→ REQUIRED ACTION
Transcribe word for word the lines spanning the line with "Transcribe the text in this document." through the end of the records.

──────── PROVIDED DATA

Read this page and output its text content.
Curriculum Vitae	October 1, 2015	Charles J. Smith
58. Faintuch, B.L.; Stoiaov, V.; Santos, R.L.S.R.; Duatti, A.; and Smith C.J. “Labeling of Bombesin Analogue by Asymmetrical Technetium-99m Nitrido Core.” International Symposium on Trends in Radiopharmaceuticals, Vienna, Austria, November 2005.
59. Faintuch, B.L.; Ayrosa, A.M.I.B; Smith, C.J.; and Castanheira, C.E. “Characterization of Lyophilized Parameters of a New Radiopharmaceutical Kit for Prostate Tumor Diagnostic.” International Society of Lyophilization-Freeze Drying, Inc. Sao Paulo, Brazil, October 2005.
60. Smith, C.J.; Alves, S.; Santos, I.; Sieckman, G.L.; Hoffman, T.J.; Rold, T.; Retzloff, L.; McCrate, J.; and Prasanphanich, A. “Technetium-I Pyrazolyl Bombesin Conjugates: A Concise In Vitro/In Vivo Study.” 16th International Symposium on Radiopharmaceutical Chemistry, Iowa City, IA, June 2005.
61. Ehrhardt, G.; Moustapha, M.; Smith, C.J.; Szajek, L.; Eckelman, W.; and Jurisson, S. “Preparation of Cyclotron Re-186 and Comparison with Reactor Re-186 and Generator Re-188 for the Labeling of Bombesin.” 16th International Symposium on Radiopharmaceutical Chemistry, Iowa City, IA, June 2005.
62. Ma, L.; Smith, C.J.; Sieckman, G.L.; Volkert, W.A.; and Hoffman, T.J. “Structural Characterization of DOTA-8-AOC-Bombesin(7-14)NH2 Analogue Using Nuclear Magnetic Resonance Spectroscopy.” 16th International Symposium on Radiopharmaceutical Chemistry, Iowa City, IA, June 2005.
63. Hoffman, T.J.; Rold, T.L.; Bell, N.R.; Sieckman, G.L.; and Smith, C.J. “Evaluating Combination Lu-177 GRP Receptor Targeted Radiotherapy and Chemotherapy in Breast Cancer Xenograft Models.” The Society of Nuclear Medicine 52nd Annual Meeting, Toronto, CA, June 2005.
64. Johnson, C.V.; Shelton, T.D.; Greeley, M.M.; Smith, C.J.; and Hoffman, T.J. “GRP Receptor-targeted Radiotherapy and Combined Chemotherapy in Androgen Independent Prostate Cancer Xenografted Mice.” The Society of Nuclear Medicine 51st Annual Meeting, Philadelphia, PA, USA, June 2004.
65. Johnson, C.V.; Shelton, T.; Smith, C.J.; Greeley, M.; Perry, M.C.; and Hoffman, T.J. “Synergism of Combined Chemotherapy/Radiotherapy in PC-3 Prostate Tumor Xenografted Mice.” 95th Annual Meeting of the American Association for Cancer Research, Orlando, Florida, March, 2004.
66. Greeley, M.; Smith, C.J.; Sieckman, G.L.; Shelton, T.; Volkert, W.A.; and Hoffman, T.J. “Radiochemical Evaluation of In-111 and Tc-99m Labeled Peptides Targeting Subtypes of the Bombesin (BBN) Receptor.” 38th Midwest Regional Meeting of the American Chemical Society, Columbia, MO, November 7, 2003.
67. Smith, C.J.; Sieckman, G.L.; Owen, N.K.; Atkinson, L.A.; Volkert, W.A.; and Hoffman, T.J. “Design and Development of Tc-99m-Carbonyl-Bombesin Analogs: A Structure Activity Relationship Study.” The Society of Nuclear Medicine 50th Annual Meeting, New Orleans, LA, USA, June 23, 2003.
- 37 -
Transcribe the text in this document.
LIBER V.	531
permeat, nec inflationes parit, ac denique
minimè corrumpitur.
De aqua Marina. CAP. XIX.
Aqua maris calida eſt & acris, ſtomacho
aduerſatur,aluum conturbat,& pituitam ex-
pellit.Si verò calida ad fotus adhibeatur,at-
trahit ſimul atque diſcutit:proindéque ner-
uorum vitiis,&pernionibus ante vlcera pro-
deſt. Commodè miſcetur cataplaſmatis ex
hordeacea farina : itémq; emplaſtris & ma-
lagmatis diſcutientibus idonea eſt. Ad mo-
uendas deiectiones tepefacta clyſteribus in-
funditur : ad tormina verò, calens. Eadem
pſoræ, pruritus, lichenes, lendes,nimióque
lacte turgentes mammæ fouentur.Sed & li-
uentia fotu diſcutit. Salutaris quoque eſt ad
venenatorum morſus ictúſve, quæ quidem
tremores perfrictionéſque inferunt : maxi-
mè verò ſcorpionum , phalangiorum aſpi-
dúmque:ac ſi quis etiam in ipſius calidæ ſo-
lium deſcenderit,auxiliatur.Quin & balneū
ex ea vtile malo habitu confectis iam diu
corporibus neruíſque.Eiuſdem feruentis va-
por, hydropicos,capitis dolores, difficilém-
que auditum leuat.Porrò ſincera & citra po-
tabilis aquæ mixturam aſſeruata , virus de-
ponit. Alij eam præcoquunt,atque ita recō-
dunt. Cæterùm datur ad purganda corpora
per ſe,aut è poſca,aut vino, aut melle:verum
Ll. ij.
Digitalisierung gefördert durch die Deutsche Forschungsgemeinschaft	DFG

────────────────

→ SOLUTION BELOW
Transcribe the text in this document.
LIBER V.	531
permeat, nec inflationes parit, ac denique
minimè corrumpitur.
De aqua Marina. CAP. XIX.
Aqua maris calida eſt & acris, ſtomacho
aduerſatur,aluum conturbat,& pituitam ex-
pellit.Si verò calida ad fotus adhibeatur,at-
trahit ſimul atque diſcutit:proindéque ner-
uorum vitiis,&pernionibus ante vlcera pro-
deſt. Commodè miſcetur cataplaſmatis ex
hordeacea farina : itémq; emplaſtris & ma-
lagmatis diſcutientibus idonea eſt. Ad mo-
uendas deiectiones tepefacta clyſteribus in-
funditur : ad tormina verò, calens. Eadem
pſoræ, pruritus, lichenes, lendes,nimióque
lacte turgentes mammæ fouentur.Sed & li-
uentia fotu diſcutit. Salutaris quoque eſt ad
venenatorum morſus ictúſve, quæ quidem
tremores perfrictionéſque inferunt : maxi-
mè verò ſcorpionum , phalangiorum aſpi-
dúmque:ac ſi quis etiam in ipſius calidæ ſo-
lium deſcenderit,auxiliatur.Quin & balneū
ex ea vtile malo habitu confectis iam diu
corporibus neruíſque.Eiuſdem feruentis va-
por, hydropicos,capitis dolores, difficilém-
que auditum leuat.Porrò ſincera & citra po-
tabilis aquæ mixturam aſſeruata , virus de-
ponit. Alij eam præcoquunt,atque ita recō-
dunt. Cæterùm datur ad purganda corpora
per ſe,aut è poſca,aut vino, aut melle:verum
Ll. ij.
Digitalisierung gefördert durch die Deutsche Forschungsgemeinschaft	DFG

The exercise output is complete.